What to work on ->
Search the material and gather each line with "гипоксически" in it.

(Extracted records)
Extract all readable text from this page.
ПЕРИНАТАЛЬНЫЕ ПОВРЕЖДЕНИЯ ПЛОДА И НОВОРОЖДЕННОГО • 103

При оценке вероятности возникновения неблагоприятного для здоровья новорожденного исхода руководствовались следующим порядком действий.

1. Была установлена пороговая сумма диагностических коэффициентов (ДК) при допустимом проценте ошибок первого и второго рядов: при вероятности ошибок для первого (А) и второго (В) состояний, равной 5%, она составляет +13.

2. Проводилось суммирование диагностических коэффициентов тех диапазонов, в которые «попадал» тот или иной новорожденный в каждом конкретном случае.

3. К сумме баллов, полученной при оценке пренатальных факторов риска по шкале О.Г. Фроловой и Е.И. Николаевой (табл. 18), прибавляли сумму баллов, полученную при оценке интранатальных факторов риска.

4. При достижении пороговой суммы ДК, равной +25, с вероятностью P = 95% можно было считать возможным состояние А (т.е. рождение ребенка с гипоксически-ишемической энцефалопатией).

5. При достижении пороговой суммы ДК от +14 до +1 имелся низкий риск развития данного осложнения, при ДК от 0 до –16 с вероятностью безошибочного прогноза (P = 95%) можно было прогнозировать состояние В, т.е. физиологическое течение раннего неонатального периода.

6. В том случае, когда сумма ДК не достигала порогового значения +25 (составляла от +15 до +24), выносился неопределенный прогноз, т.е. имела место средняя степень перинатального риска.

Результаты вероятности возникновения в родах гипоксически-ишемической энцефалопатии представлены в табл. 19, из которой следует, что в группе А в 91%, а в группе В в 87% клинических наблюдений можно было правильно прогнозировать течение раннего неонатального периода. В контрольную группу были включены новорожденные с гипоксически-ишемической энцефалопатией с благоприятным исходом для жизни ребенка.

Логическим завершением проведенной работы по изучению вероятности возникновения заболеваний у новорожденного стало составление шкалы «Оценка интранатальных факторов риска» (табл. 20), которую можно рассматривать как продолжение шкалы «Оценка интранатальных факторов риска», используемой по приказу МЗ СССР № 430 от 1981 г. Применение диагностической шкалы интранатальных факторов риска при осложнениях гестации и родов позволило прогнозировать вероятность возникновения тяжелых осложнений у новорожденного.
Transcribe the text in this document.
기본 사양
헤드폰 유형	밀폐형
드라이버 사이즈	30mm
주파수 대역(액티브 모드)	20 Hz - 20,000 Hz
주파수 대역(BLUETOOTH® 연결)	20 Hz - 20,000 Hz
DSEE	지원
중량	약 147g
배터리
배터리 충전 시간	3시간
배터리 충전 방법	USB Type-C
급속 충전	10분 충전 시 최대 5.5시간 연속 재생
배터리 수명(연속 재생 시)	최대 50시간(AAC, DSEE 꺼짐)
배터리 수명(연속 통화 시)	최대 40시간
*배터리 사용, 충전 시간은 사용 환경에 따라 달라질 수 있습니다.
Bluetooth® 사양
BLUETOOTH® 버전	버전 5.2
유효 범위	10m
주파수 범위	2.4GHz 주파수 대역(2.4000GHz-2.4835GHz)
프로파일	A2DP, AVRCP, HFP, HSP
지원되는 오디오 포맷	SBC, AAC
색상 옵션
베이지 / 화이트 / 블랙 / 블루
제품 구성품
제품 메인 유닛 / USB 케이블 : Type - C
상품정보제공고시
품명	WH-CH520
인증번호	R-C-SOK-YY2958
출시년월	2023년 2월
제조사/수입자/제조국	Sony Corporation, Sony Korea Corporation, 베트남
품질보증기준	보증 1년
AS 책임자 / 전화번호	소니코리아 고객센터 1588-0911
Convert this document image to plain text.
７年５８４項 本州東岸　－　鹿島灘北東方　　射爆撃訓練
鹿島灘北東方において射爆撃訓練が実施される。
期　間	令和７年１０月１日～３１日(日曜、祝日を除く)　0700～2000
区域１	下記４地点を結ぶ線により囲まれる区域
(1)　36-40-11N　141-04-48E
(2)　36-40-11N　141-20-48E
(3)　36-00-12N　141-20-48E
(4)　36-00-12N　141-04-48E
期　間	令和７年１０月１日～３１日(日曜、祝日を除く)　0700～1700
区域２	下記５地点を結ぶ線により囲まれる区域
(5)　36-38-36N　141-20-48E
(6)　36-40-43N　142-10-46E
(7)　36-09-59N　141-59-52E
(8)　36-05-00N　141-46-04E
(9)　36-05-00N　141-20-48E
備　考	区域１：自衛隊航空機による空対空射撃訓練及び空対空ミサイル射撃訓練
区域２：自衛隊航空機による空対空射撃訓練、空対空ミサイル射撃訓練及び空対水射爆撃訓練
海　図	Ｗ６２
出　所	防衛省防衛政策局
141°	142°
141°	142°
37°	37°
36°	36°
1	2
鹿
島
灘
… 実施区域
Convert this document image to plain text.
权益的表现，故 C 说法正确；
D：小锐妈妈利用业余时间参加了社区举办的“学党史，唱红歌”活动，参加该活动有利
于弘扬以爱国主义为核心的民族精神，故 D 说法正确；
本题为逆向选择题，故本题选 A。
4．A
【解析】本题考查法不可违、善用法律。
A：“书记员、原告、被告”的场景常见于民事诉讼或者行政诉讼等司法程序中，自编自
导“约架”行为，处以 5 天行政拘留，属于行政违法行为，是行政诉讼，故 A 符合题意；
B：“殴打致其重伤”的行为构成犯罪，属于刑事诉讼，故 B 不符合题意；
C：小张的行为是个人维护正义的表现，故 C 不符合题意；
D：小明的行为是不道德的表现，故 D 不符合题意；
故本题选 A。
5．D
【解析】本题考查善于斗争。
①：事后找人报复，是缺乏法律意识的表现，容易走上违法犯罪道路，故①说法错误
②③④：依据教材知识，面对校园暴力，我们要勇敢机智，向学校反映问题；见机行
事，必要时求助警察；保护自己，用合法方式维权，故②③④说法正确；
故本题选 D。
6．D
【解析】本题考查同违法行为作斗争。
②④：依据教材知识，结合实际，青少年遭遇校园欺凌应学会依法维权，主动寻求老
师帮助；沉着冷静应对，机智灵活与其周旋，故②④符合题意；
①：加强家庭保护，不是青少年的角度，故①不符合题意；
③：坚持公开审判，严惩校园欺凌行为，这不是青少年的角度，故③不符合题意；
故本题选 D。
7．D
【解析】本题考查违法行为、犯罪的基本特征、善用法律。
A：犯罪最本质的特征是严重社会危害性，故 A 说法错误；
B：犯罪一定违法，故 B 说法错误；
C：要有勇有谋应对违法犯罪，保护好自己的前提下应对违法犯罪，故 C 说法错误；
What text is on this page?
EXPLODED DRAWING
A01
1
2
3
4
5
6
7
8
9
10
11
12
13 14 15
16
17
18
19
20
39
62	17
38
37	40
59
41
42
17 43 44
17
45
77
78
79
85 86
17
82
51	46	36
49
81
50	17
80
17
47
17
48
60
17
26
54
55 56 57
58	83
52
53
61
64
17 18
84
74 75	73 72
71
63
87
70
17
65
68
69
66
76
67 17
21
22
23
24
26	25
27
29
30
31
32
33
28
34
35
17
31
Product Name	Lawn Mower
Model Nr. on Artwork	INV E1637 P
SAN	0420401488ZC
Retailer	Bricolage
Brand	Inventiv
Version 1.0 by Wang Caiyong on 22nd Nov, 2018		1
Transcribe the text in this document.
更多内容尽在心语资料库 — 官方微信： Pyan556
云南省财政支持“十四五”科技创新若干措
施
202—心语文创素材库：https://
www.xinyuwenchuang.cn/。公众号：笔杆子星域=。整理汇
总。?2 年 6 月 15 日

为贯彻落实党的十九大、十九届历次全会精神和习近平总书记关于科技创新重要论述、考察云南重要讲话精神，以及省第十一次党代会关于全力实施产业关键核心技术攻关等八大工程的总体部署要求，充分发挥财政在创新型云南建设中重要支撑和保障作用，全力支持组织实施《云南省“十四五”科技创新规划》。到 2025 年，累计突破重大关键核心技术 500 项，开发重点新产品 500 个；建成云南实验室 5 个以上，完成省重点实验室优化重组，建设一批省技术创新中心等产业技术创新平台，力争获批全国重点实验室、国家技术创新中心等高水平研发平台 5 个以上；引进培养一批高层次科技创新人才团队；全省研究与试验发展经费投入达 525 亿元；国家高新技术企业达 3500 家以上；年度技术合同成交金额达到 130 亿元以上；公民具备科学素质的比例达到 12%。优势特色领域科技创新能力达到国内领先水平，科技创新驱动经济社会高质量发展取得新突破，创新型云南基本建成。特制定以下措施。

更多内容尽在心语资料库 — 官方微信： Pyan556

Complete response ->
4. При достижении пороговой суммы ДК, равной +25, с вероятностью P = 95% можно было считать возможным состояние А (т.е. рождение ребенка с гипоксически-ишемической энцефалопатией).
Результаты вероятности возникновения в родах гипоксически-ишемической энцефалопатии представлены в табл. 19, из которой следует, что в группе А в 91%, а в группе В в 87% клинических наблюдений можно было правильно прогнозировать течение раннего неонатального периода. В контрольную группу были включены новорожденные с гипоксически-ишемической энцефалопатией с благоприятным исходом для жизни ребенка.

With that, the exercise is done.